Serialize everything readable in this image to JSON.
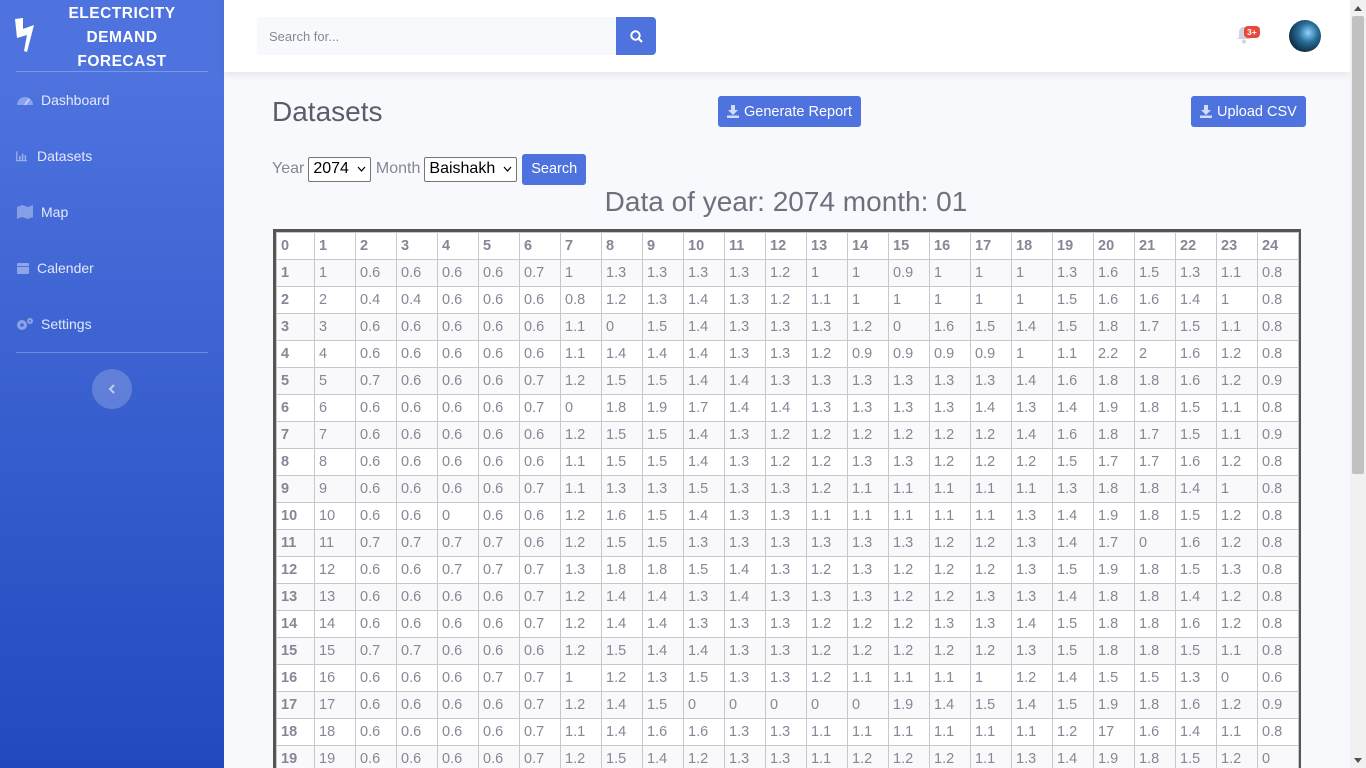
{
  "brand": {
    "title_line1": "ELECTRICITY",
    "title_line2": "DEMAND",
    "title_line3": "FORECAST"
  },
  "sidebar": {
    "items": [
      {
        "label": "Dashboard",
        "icon": "tachometer-icon"
      },
      {
        "label": "Datasets",
        "icon": "chart-area-icon"
      },
      {
        "label": "Map",
        "icon": "map-icon"
      },
      {
        "label": "Calender",
        "icon": "calendar-icon"
      },
      {
        "label": "Settings",
        "icon": "cogs-icon"
      }
    ]
  },
  "topbar": {
    "search_placeholder": "Search for...",
    "alerts_badge": "3+"
  },
  "page": {
    "title": "Datasets",
    "generate_report_label": "Generate Report",
    "upload_csv_label": "Upload CSV"
  },
  "filter": {
    "year_label": "Year",
    "year_value": "2074",
    "month_label": "Month",
    "month_value": "Baishakh",
    "search_label": "Search"
  },
  "heading": "Data of year: 2074 month: 01",
  "table": {
    "header": [
      "0",
      "1",
      "2",
      "3",
      "4",
      "5",
      "6",
      "7",
      "8",
      "9",
      "10",
      "11",
      "12",
      "13",
      "14",
      "15",
      "16",
      "17",
      "18",
      "19",
      "20",
      "21",
      "22",
      "23",
      "24"
    ],
    "rows": [
      [
        "1",
        "1",
        "0.6",
        "0.6",
        "0.6",
        "0.6",
        "0.7",
        "1",
        "1.3",
        "1.3",
        "1.3",
        "1.3",
        "1.2",
        "1",
        "1",
        "0.9",
        "1",
        "1",
        "1",
        "1.3",
        "1.6",
        "1.5",
        "1.3",
        "1.1",
        "0.8"
      ],
      [
        "2",
        "2",
        "0.4",
        "0.4",
        "0.6",
        "0.6",
        "0.6",
        "0.8",
        "1.2",
        "1.3",
        "1.4",
        "1.3",
        "1.2",
        "1.1",
        "1",
        "1",
        "1",
        "1",
        "1",
        "1.5",
        "1.6",
        "1.6",
        "1.4",
        "1",
        "0.8"
      ],
      [
        "3",
        "3",
        "0.6",
        "0.6",
        "0.6",
        "0.6",
        "0.6",
        "1.1",
        "0",
        "1.5",
        "1.4",
        "1.3",
        "1.3",
        "1.3",
        "1.2",
        "0",
        "1.6",
        "1.5",
        "1.4",
        "1.5",
        "1.8",
        "1.7",
        "1.5",
        "1.1",
        "0.8"
      ],
      [
        "4",
        "4",
        "0.6",
        "0.6",
        "0.6",
        "0.6",
        "0.6",
        "1.1",
        "1.4",
        "1.4",
        "1.4",
        "1.3",
        "1.3",
        "1.2",
        "0.9",
        "0.9",
        "0.9",
        "0.9",
        "1",
        "1.1",
        "2.2",
        "2",
        "1.6",
        "1.2",
        "0.8"
      ],
      [
        "5",
        "5",
        "0.7",
        "0.6",
        "0.6",
        "0.6",
        "0.7",
        "1.2",
        "1.5",
        "1.5",
        "1.4",
        "1.4",
        "1.3",
        "1.3",
        "1.3",
        "1.3",
        "1.3",
        "1.3",
        "1.4",
        "1.6",
        "1.8",
        "1.8",
        "1.6",
        "1.2",
        "0.9"
      ],
      [
        "6",
        "6",
        "0.6",
        "0.6",
        "0.6",
        "0.6",
        "0.7",
        "0",
        "1.8",
        "1.9",
        "1.7",
        "1.4",
        "1.4",
        "1.3",
        "1.3",
        "1.3",
        "1.3",
        "1.4",
        "1.3",
        "1.4",
        "1.9",
        "1.8",
        "1.5",
        "1.1",
        "0.8"
      ],
      [
        "7",
        "7",
        "0.6",
        "0.6",
        "0.6",
        "0.6",
        "0.6",
        "1.2",
        "1.5",
        "1.5",
        "1.4",
        "1.3",
        "1.2",
        "1.2",
        "1.2",
        "1.2",
        "1.2",
        "1.2",
        "1.4",
        "1.6",
        "1.8",
        "1.7",
        "1.5",
        "1.1",
        "0.9"
      ],
      [
        "8",
        "8",
        "0.6",
        "0.6",
        "0.6",
        "0.6",
        "0.6",
        "1.1",
        "1.5",
        "1.5",
        "1.4",
        "1.3",
        "1.2",
        "1.2",
        "1.3",
        "1.3",
        "1.2",
        "1.2",
        "1.2",
        "1.5",
        "1.7",
        "1.7",
        "1.6",
        "1.2",
        "0.8"
      ],
      [
        "9",
        "9",
        "0.6",
        "0.6",
        "0.6",
        "0.6",
        "0.7",
        "1.1",
        "1.3",
        "1.3",
        "1.5",
        "1.3",
        "1.3",
        "1.2",
        "1.1",
        "1.1",
        "1.1",
        "1.1",
        "1.1",
        "1.3",
        "1.8",
        "1.8",
        "1.4",
        "1",
        "0.8"
      ],
      [
        "10",
        "10",
        "0.6",
        "0.6",
        "0",
        "0.6",
        "0.6",
        "1.2",
        "1.6",
        "1.5",
        "1.4",
        "1.3",
        "1.3",
        "1.1",
        "1.1",
        "1.1",
        "1.1",
        "1.1",
        "1.3",
        "1.4",
        "1.9",
        "1.8",
        "1.5",
        "1.2",
        "0.8"
      ],
      [
        "11",
        "11",
        "0.7",
        "0.7",
        "0.7",
        "0.7",
        "0.6",
        "1.2",
        "1.5",
        "1.5",
        "1.3",
        "1.3",
        "1.3",
        "1.3",
        "1.3",
        "1.3",
        "1.2",
        "1.2",
        "1.3",
        "1.4",
        "1.7",
        "0",
        "1.6",
        "1.2",
        "0.8"
      ],
      [
        "12",
        "12",
        "0.6",
        "0.6",
        "0.7",
        "0.7",
        "0.7",
        "1.3",
        "1.8",
        "1.8",
        "1.5",
        "1.4",
        "1.3",
        "1.2",
        "1.3",
        "1.2",
        "1.2",
        "1.2",
        "1.3",
        "1.5",
        "1.9",
        "1.8",
        "1.5",
        "1.3",
        "0.8"
      ],
      [
        "13",
        "13",
        "0.6",
        "0.6",
        "0.6",
        "0.6",
        "0.7",
        "1.2",
        "1.4",
        "1.4",
        "1.3",
        "1.4",
        "1.3",
        "1.3",
        "1.3",
        "1.2",
        "1.2",
        "1.3",
        "1.3",
        "1.4",
        "1.8",
        "1.8",
        "1.4",
        "1.2",
        "0.8"
      ],
      [
        "14",
        "14",
        "0.6",
        "0.6",
        "0.6",
        "0.6",
        "0.7",
        "1.2",
        "1.4",
        "1.4",
        "1.3",
        "1.3",
        "1.3",
        "1.2",
        "1.2",
        "1.2",
        "1.3",
        "1.3",
        "1.4",
        "1.5",
        "1.8",
        "1.8",
        "1.6",
        "1.2",
        "0.8"
      ],
      [
        "15",
        "15",
        "0.7",
        "0.7",
        "0.6",
        "0.6",
        "0.6",
        "1.2",
        "1.5",
        "1.4",
        "1.4",
        "1.3",
        "1.3",
        "1.2",
        "1.2",
        "1.2",
        "1.2",
        "1.2",
        "1.3",
        "1.5",
        "1.8",
        "1.8",
        "1.5",
        "1.1",
        "0.8"
      ],
      [
        "16",
        "16",
        "0.6",
        "0.6",
        "0.6",
        "0.7",
        "0.7",
        "1",
        "1.2",
        "1.3",
        "1.5",
        "1.3",
        "1.3",
        "1.2",
        "1.1",
        "1.1",
        "1.1",
        "1",
        "1.2",
        "1.4",
        "1.5",
        "1.5",
        "1.3",
        "0",
        "0.6"
      ],
      [
        "17",
        "17",
        "0.6",
        "0.6",
        "0.6",
        "0.6",
        "0.7",
        "1.2",
        "1.4",
        "1.5",
        "0",
        "0",
        "0",
        "0",
        "0",
        "1.9",
        "1.4",
        "1.5",
        "1.4",
        "1.5",
        "1.9",
        "1.8",
        "1.6",
        "1.2",
        "0.9"
      ],
      [
        "18",
        "18",
        "0.6",
        "0.6",
        "0.6",
        "0.6",
        "0.7",
        "1.1",
        "1.4",
        "1.6",
        "1.6",
        "1.3",
        "1.3",
        "1.1",
        "1.1",
        "1.1",
        "1.1",
        "1.1",
        "1.1",
        "1.2",
        "17",
        "1.6",
        "1.4",
        "1.1",
        "0.8"
      ],
      [
        "19",
        "19",
        "0.6",
        "0.6",
        "0.6",
        "0.6",
        "0.7",
        "1.2",
        "1.5",
        "1.4",
        "1.2",
        "1.3",
        "1.3",
        "1.1",
        "1.2",
        "1.2",
        "1.2",
        "1.1",
        "1.3",
        "1.4",
        "1.9",
        "1.8",
        "1.5",
        "1.2",
        "0"
      ]
    ]
  }
}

→ Stated exercise: Show every line in the records above that contains the word "Search".

→ Solution to the problem:
    "search_placeholder": "Search for...",
    "search_label": "Search"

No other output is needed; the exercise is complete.